▸ Instructions for the task: Collect each line of the records containing the string "left".

--- start Entries supplied ---

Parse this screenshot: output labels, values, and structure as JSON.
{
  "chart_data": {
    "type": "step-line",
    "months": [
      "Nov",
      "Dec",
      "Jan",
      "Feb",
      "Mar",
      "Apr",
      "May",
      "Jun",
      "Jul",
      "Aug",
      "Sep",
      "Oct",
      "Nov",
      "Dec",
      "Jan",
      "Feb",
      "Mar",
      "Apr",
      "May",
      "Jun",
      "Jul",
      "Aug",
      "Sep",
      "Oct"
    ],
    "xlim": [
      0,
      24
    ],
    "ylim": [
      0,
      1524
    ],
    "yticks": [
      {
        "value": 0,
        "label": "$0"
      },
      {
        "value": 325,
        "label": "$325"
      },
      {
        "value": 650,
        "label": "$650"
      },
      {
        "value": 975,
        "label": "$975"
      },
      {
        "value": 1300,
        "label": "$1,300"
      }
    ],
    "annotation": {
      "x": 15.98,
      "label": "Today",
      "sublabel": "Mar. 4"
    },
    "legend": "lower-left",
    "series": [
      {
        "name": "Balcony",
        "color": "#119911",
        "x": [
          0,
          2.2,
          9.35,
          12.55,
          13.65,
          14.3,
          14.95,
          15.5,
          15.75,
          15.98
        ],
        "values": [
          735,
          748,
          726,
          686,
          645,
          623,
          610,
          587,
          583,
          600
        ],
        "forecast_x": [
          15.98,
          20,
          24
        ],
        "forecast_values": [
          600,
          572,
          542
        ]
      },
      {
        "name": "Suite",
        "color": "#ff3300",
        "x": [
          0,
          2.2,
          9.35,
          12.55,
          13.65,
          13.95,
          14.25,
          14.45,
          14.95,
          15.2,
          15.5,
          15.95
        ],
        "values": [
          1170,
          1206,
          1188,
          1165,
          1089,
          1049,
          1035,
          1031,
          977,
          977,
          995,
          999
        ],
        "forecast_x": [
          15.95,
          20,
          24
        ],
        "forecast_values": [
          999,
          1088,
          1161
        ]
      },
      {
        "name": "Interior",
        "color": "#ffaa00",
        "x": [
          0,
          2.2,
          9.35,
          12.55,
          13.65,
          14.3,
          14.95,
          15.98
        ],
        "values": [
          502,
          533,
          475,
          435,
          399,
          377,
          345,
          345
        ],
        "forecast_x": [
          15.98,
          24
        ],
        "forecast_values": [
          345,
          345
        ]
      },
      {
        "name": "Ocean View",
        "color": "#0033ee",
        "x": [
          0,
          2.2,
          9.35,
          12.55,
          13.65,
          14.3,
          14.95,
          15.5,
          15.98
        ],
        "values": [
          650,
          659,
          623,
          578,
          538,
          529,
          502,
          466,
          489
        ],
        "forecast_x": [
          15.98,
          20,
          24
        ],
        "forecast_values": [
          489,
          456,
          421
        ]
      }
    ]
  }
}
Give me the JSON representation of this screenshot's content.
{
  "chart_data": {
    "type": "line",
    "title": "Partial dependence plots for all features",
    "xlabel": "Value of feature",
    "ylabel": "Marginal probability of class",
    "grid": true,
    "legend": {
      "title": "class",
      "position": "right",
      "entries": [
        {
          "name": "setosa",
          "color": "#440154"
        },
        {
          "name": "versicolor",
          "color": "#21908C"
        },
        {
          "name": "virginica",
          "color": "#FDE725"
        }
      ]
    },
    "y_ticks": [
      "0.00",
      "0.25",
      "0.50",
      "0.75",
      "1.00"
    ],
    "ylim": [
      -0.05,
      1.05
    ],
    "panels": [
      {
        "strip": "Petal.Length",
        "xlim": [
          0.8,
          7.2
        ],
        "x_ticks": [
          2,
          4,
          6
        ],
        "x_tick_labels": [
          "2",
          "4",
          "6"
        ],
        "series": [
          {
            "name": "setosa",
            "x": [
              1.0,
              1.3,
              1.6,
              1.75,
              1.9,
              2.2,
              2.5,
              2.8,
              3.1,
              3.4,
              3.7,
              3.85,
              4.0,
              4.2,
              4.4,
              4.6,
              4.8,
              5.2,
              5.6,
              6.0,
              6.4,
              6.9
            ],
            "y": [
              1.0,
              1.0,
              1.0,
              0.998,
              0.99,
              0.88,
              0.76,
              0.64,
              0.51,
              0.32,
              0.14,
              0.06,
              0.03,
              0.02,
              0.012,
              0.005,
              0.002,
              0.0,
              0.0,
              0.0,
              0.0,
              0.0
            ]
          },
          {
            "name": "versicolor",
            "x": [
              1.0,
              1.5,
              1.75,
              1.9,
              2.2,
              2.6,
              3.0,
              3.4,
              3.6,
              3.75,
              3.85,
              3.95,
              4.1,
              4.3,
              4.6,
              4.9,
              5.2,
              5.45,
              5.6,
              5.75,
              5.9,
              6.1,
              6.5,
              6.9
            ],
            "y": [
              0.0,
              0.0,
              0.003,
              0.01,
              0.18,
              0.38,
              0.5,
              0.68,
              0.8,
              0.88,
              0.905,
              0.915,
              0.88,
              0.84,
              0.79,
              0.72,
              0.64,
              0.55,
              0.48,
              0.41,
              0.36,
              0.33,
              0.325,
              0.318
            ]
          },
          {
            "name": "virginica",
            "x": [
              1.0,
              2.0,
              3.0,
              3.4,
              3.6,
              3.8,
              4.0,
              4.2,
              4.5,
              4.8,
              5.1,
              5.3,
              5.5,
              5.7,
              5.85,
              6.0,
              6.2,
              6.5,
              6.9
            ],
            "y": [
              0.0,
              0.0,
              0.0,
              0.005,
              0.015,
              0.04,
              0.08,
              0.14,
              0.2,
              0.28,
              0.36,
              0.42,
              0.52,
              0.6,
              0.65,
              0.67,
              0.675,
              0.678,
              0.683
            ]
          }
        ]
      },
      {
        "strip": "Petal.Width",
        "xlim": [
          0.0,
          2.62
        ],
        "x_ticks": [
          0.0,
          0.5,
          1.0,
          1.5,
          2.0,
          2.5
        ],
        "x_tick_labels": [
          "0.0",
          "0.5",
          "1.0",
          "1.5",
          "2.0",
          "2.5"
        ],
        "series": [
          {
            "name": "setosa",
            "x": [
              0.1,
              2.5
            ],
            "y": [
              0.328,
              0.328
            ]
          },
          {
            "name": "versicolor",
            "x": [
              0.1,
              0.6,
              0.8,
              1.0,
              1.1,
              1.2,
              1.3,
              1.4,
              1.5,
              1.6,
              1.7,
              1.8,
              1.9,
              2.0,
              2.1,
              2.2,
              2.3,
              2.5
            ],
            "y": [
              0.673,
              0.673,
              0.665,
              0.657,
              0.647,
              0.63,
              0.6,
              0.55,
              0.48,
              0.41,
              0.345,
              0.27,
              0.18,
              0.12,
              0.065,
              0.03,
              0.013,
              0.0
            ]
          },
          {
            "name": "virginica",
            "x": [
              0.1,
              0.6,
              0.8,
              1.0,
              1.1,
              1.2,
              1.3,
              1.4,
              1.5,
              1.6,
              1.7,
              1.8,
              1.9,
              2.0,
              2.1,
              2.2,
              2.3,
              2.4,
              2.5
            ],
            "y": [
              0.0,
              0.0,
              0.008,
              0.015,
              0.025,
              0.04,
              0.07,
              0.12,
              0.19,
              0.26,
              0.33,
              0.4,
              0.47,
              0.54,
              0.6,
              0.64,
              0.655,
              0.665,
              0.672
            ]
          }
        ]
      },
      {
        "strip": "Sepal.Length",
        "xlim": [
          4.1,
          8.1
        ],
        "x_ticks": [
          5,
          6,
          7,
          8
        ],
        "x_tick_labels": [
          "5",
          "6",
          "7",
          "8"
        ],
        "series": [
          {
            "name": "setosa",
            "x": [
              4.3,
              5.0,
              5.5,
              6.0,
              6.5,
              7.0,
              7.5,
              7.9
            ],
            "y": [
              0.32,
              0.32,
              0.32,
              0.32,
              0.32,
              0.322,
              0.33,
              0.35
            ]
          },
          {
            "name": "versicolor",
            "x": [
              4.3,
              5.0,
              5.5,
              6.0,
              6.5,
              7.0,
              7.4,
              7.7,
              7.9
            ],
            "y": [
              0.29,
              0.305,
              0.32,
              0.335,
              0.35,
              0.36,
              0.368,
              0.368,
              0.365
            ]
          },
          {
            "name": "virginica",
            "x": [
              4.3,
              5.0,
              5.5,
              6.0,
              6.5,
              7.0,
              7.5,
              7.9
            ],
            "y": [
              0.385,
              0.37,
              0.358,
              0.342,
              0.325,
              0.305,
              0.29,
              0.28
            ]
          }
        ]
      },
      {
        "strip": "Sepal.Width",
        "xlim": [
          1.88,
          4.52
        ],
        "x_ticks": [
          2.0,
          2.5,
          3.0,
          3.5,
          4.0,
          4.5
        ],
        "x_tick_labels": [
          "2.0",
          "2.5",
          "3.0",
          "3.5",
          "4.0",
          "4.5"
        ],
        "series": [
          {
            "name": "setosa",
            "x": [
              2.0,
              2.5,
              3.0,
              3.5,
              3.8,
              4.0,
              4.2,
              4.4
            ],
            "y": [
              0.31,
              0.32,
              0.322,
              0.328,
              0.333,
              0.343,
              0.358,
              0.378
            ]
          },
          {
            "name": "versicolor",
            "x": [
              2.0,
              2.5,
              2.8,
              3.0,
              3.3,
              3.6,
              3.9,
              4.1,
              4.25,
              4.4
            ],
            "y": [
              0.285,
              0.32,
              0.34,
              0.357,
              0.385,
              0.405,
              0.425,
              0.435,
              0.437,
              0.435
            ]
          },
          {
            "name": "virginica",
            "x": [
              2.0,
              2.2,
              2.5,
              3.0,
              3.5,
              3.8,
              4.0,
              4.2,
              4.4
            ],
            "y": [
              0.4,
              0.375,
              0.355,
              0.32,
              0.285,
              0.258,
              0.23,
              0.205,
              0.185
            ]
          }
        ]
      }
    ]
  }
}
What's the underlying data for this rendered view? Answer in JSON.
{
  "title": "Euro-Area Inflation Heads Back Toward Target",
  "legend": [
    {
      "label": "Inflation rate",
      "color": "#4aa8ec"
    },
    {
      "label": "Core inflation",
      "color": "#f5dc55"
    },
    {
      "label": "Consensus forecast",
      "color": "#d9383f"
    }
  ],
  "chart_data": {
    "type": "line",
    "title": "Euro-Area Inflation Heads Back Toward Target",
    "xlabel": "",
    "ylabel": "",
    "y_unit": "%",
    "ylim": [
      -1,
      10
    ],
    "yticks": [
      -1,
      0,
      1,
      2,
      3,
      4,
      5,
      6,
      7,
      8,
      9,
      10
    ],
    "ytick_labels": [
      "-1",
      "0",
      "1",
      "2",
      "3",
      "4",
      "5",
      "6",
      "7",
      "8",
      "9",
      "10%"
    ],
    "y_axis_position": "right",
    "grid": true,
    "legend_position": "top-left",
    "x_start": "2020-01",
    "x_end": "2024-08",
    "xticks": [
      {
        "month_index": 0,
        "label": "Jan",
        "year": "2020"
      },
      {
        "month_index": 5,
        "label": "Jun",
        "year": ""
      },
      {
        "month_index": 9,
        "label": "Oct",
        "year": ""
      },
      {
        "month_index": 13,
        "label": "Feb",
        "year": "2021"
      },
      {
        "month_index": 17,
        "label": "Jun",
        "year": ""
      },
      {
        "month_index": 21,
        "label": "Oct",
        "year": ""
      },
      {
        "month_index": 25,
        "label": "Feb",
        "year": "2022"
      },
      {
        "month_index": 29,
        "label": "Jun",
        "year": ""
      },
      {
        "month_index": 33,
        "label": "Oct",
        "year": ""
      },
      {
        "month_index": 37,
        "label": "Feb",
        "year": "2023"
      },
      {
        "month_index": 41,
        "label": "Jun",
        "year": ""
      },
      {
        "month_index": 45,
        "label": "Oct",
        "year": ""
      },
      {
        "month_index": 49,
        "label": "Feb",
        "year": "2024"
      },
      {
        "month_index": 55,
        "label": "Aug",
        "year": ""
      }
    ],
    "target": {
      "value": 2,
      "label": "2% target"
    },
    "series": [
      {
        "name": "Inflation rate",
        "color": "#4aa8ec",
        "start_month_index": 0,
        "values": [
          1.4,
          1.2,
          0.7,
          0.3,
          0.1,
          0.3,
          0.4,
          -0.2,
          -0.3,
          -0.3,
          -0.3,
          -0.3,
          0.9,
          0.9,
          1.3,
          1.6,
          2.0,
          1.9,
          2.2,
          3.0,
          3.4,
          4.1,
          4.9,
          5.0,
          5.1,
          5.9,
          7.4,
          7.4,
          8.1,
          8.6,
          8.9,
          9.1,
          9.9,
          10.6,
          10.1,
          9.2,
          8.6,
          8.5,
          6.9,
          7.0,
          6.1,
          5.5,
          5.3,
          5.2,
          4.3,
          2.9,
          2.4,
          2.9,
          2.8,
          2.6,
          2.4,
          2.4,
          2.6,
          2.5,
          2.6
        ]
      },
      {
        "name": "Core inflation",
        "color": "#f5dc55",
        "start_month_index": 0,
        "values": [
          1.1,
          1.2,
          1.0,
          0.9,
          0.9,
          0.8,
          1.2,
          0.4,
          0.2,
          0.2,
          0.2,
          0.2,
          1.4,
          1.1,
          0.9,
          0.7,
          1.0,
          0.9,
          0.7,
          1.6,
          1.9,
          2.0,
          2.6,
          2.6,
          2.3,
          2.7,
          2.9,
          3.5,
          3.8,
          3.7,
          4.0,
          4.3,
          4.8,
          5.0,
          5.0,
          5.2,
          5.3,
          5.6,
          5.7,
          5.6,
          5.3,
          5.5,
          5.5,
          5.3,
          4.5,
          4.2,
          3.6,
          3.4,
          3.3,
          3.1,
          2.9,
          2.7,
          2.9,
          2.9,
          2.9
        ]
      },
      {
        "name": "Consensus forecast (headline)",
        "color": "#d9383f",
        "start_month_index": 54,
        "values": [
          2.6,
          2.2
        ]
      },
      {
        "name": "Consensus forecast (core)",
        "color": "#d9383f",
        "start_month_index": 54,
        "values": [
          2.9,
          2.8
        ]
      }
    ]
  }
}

--- end Entries supplied ---

▸ Full answer:
    "legend": "lower-left",
    "legend_position": "top-left",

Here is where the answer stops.